__STATED GOAL__.
Give a count of the lines below that have the string "Question" in them, with no other words.

Items listed in a dataset:

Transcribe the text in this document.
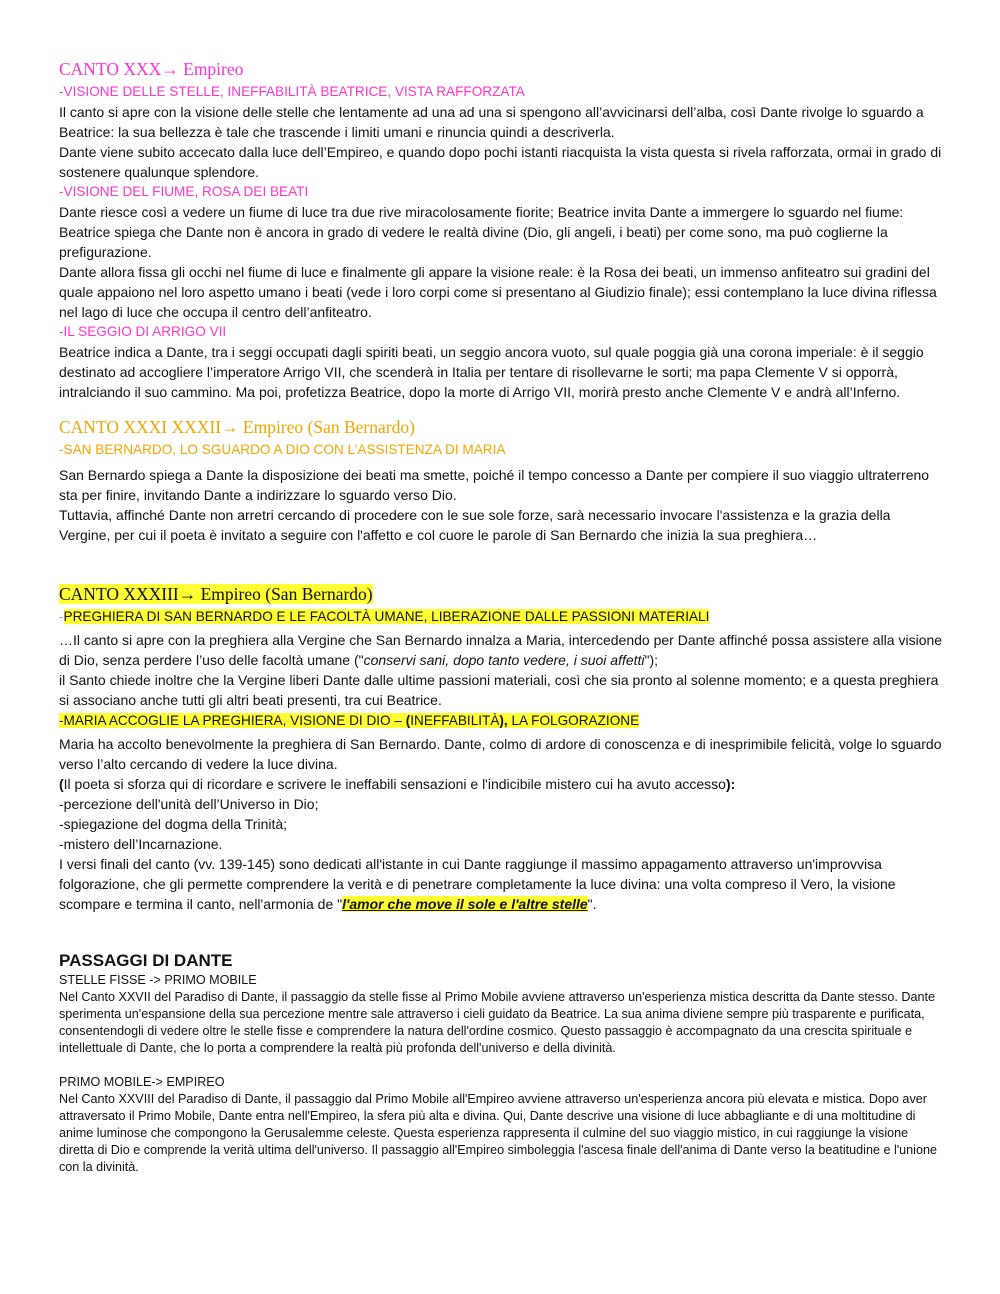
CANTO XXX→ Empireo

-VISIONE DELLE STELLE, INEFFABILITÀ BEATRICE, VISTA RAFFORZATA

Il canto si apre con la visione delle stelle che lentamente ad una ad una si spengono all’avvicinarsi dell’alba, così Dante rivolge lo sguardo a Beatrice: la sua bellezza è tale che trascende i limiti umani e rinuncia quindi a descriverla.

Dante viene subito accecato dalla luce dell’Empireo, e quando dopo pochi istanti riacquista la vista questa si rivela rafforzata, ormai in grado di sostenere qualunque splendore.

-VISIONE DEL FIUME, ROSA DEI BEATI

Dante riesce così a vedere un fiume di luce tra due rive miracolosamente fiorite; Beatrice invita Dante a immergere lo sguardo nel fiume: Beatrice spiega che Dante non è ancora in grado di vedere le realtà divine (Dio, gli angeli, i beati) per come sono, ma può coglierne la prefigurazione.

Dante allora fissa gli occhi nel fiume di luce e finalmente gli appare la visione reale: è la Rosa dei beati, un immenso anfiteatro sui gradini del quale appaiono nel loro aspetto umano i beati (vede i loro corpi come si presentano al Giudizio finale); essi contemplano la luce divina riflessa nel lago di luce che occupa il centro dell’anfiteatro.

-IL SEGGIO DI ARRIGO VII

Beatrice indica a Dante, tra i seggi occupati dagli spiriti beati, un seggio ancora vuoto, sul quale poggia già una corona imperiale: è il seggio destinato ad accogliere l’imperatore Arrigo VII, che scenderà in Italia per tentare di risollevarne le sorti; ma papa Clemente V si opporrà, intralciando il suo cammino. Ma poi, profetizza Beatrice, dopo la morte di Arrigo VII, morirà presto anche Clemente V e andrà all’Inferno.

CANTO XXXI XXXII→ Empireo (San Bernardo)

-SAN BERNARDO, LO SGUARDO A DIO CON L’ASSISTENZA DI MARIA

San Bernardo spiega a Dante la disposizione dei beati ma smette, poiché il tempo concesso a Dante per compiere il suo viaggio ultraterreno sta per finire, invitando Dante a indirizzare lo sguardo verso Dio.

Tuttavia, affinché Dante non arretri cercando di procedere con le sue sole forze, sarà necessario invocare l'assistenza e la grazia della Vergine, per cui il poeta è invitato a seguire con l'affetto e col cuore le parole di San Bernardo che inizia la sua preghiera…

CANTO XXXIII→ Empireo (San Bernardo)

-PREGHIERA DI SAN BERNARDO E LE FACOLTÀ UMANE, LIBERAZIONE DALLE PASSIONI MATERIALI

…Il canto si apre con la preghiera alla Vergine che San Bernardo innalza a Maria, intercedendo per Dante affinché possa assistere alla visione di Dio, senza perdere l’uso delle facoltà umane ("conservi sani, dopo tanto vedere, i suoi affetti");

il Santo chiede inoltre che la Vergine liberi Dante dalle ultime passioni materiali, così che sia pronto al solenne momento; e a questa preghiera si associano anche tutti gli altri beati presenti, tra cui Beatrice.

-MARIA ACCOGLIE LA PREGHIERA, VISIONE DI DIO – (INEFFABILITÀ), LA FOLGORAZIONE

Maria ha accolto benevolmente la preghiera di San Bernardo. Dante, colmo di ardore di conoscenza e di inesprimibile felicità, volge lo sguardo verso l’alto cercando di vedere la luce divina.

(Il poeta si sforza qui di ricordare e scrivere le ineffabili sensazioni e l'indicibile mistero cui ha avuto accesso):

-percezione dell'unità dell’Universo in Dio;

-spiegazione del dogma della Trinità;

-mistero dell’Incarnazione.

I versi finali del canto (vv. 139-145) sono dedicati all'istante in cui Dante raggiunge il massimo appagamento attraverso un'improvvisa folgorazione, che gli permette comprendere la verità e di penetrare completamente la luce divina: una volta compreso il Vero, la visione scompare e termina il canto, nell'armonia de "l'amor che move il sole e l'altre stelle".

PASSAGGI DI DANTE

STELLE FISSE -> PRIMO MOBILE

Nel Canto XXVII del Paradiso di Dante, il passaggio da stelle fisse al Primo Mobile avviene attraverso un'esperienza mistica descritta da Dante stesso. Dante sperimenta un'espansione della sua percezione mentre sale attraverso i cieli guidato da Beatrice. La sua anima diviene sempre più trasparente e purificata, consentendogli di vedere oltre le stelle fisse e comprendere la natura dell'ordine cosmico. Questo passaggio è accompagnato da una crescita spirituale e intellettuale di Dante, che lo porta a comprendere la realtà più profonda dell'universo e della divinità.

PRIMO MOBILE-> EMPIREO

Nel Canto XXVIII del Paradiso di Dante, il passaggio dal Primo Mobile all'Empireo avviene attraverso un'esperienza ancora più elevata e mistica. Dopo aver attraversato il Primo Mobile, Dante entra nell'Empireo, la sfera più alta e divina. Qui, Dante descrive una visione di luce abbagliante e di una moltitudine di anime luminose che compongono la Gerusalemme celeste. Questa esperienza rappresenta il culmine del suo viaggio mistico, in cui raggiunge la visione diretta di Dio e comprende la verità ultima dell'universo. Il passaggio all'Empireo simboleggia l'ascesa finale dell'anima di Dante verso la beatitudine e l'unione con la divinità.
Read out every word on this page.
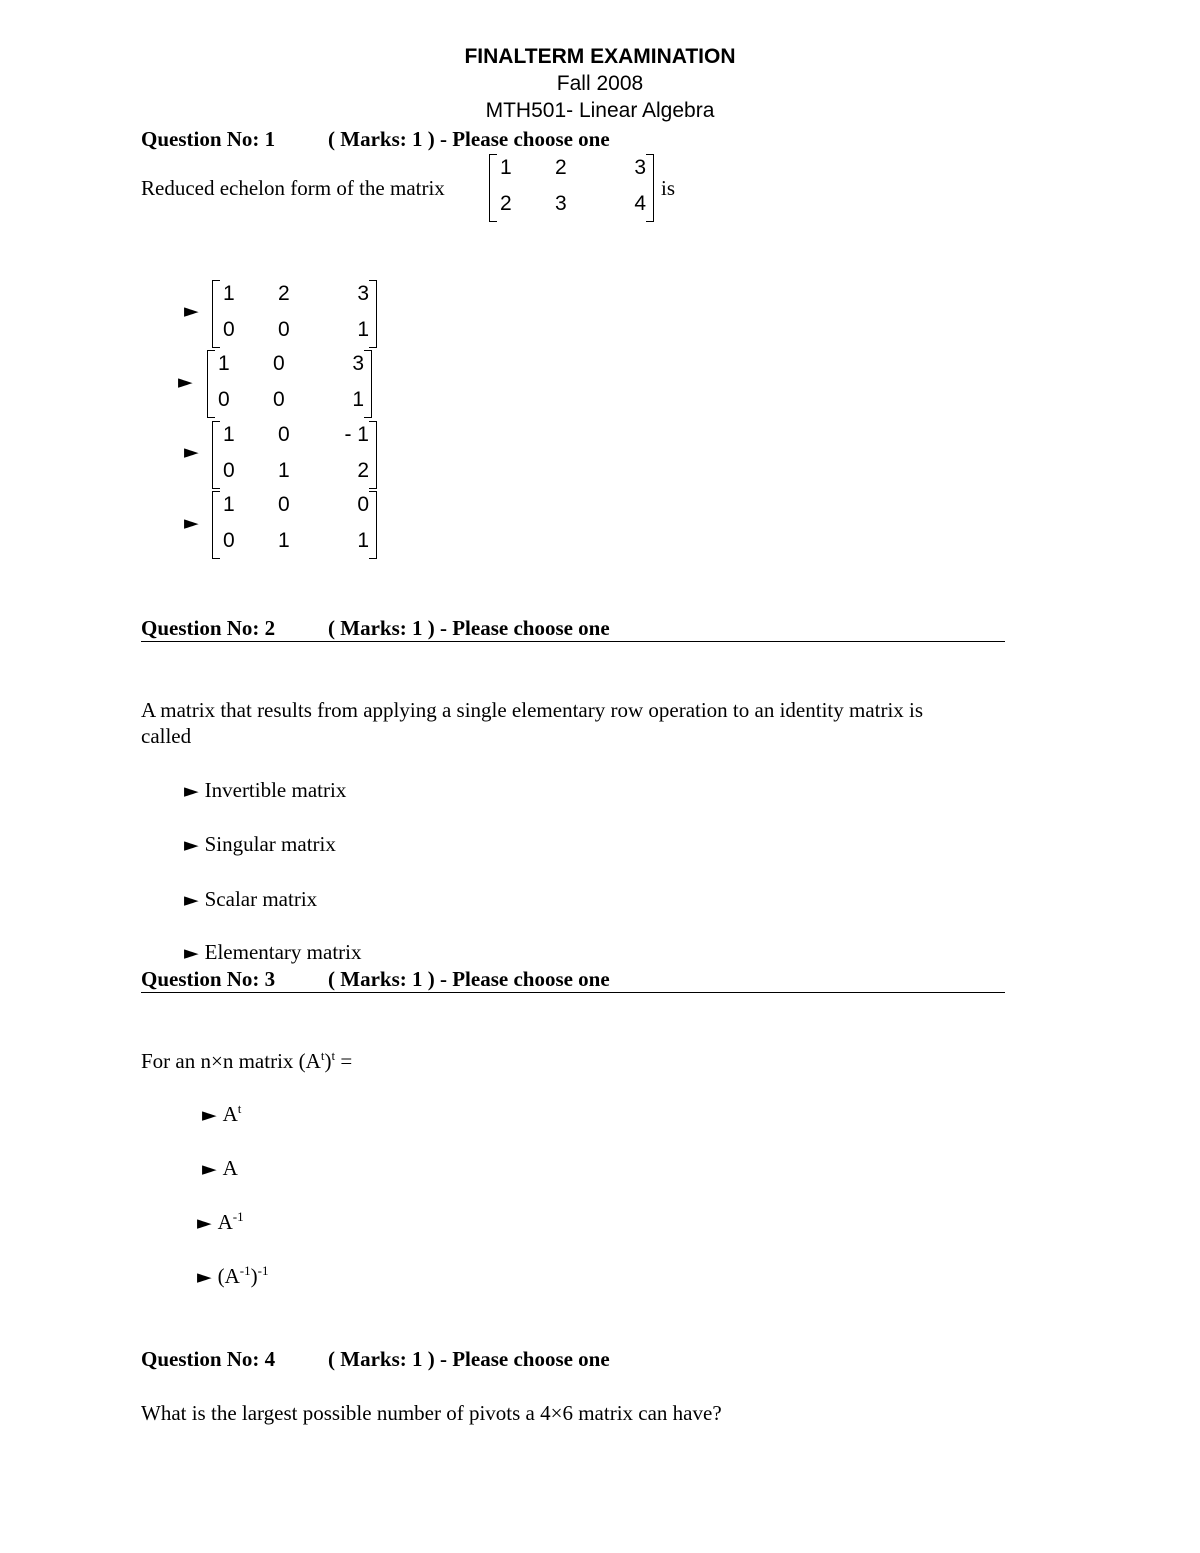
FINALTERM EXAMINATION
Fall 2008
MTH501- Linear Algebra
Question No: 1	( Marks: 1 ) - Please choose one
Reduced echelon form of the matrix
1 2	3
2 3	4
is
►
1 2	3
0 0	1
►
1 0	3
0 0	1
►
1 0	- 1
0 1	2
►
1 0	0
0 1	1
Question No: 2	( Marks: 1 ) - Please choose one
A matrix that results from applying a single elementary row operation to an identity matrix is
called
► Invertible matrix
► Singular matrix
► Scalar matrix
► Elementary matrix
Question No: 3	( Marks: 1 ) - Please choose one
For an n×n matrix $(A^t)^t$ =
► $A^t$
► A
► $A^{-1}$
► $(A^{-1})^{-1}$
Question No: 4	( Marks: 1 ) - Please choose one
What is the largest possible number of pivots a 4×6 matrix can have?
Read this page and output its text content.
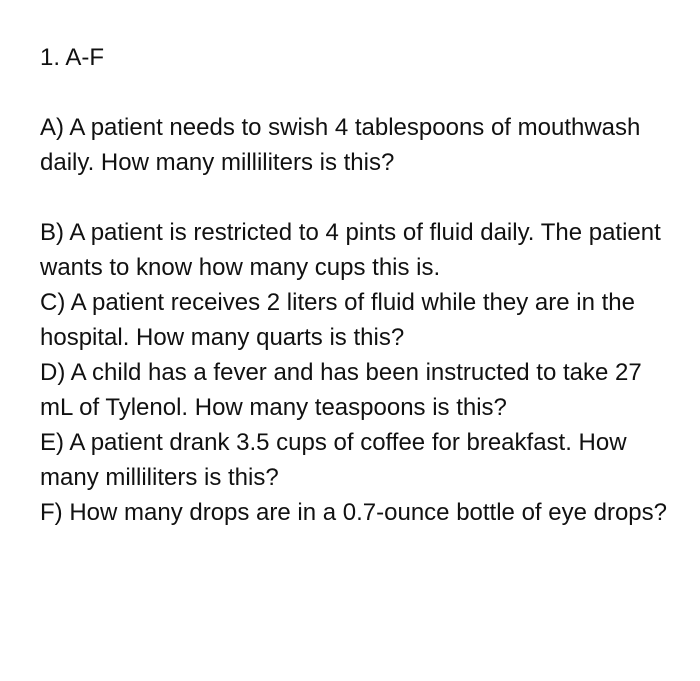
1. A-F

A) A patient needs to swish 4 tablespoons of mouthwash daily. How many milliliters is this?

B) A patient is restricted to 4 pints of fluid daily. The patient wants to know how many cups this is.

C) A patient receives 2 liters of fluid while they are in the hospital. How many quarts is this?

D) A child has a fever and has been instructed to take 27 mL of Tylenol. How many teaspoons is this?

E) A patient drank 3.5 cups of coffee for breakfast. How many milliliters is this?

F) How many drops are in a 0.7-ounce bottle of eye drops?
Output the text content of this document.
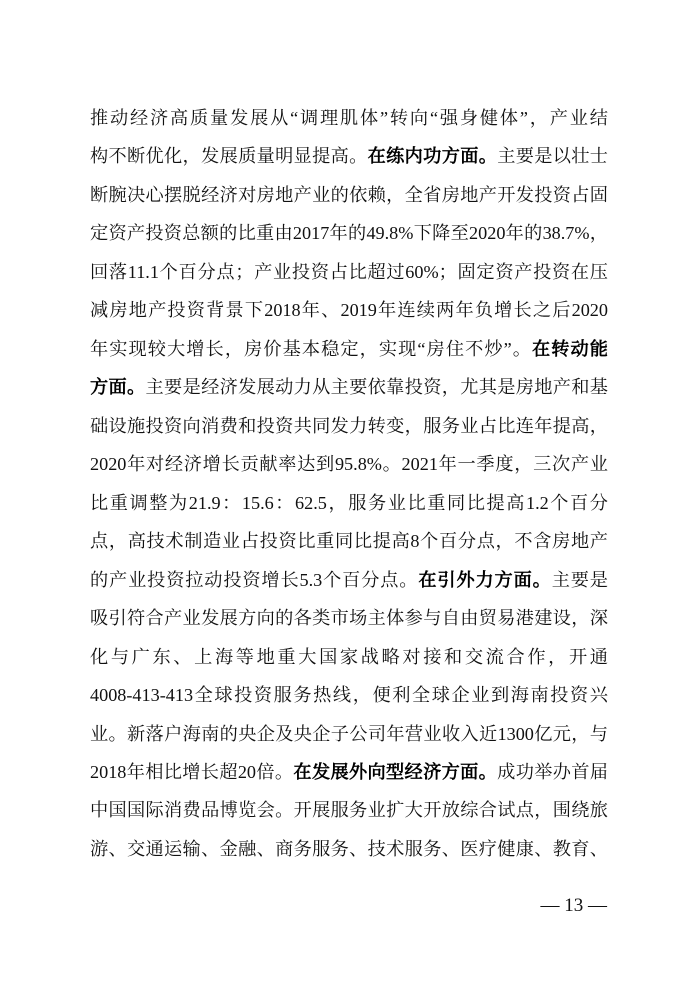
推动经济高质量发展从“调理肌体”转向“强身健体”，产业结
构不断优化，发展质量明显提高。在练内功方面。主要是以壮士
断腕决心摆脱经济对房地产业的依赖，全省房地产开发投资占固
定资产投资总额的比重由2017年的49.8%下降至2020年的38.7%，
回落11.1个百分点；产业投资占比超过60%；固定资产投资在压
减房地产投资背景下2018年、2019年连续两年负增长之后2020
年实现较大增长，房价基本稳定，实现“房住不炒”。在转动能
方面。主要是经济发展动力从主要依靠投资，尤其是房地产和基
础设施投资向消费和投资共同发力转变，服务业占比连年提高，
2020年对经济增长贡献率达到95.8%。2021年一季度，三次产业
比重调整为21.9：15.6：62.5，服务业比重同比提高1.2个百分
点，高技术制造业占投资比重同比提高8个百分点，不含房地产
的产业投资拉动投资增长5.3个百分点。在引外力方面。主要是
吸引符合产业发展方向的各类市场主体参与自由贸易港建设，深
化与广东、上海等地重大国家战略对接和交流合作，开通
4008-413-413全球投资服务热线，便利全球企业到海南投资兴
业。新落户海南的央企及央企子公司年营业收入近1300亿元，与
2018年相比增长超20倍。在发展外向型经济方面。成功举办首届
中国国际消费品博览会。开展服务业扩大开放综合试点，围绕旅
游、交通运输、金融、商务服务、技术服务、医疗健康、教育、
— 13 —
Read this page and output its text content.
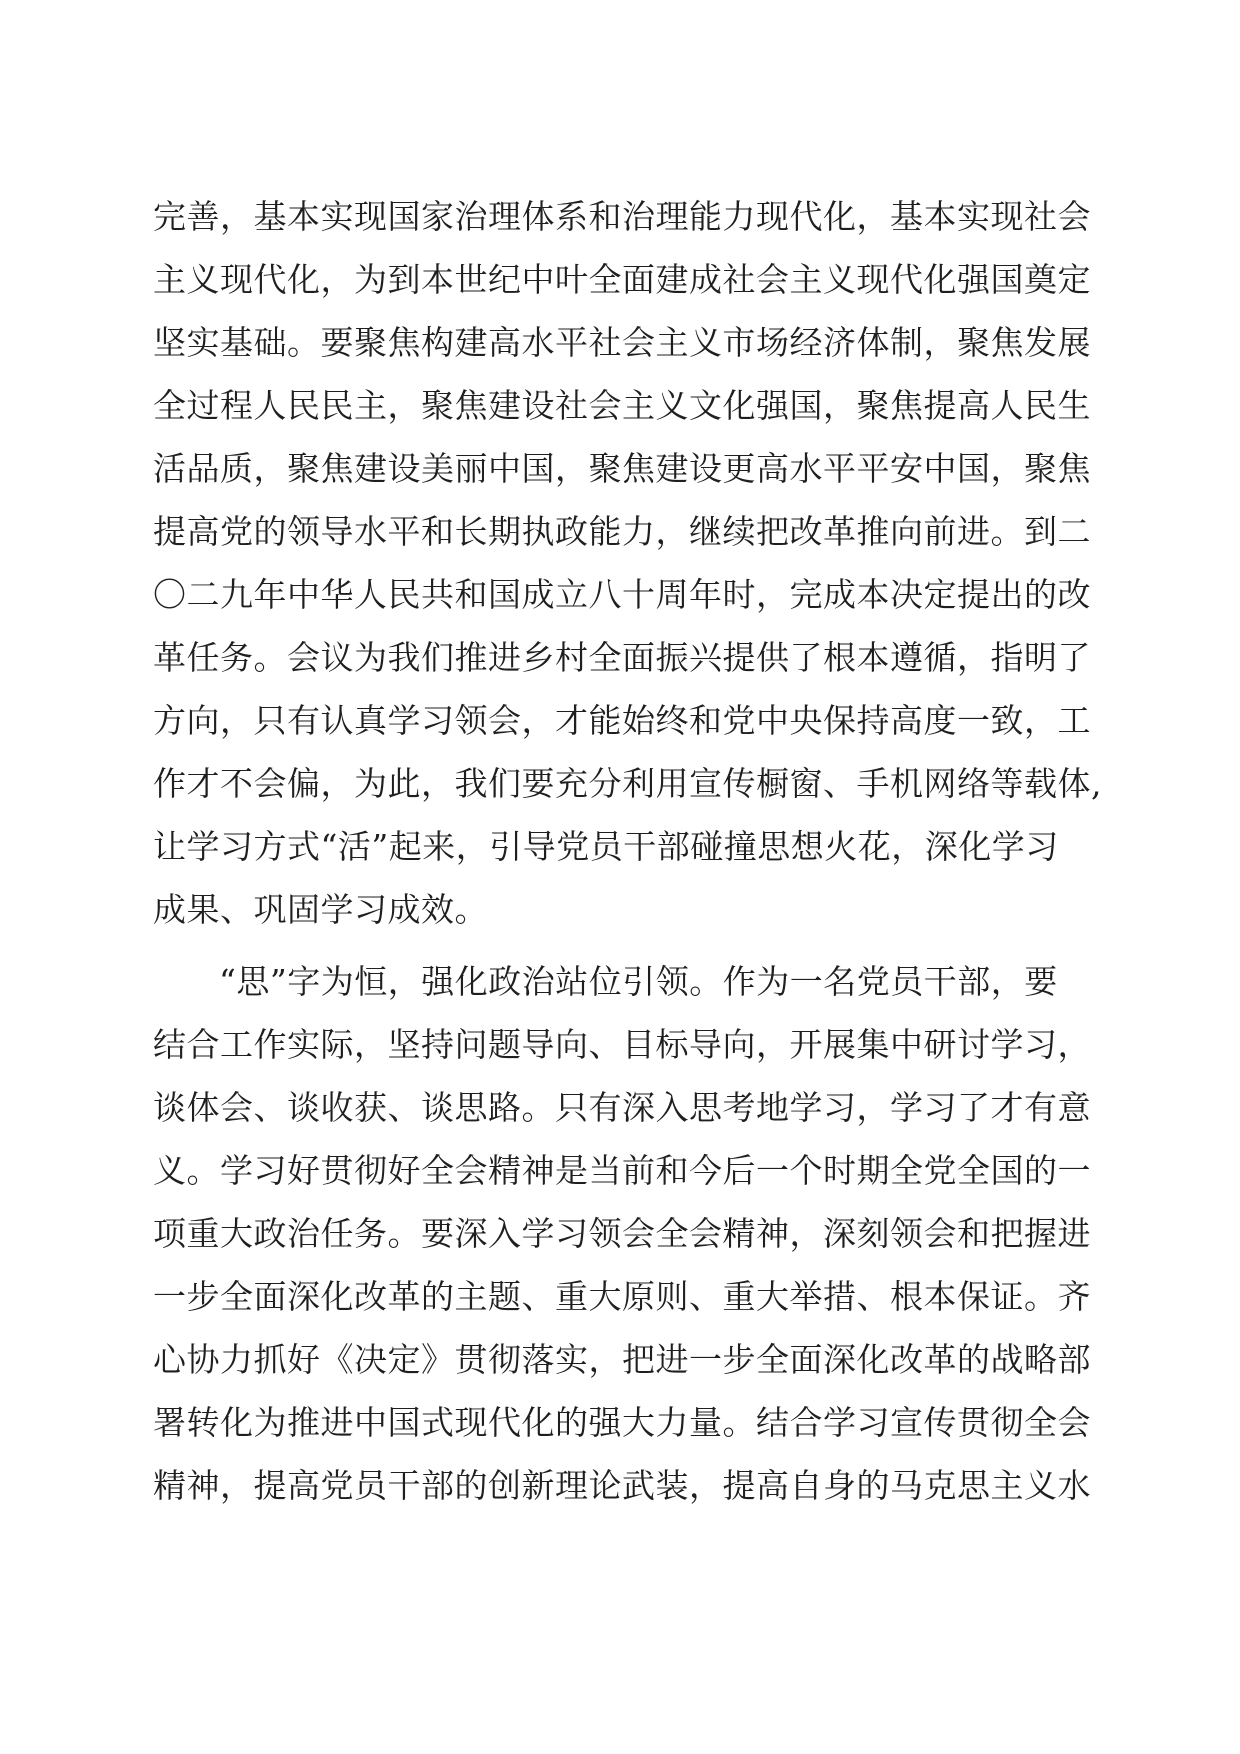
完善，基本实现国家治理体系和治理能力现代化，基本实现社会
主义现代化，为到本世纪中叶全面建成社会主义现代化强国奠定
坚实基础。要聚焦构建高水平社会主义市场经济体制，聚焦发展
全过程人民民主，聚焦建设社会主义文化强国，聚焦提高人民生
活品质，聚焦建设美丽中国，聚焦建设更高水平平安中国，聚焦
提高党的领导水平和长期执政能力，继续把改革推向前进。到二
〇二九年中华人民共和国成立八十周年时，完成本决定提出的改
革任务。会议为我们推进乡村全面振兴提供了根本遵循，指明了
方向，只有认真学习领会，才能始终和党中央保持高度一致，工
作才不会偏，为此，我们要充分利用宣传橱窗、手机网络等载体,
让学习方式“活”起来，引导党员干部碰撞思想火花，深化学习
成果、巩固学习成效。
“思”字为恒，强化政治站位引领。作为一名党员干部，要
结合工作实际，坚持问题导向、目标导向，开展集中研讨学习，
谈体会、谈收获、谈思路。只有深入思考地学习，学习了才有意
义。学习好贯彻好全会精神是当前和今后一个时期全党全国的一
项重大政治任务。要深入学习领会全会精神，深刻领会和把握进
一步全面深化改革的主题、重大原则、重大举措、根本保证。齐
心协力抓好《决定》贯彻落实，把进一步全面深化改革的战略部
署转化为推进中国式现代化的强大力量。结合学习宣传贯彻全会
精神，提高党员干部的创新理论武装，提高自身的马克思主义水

__REPLY__.
4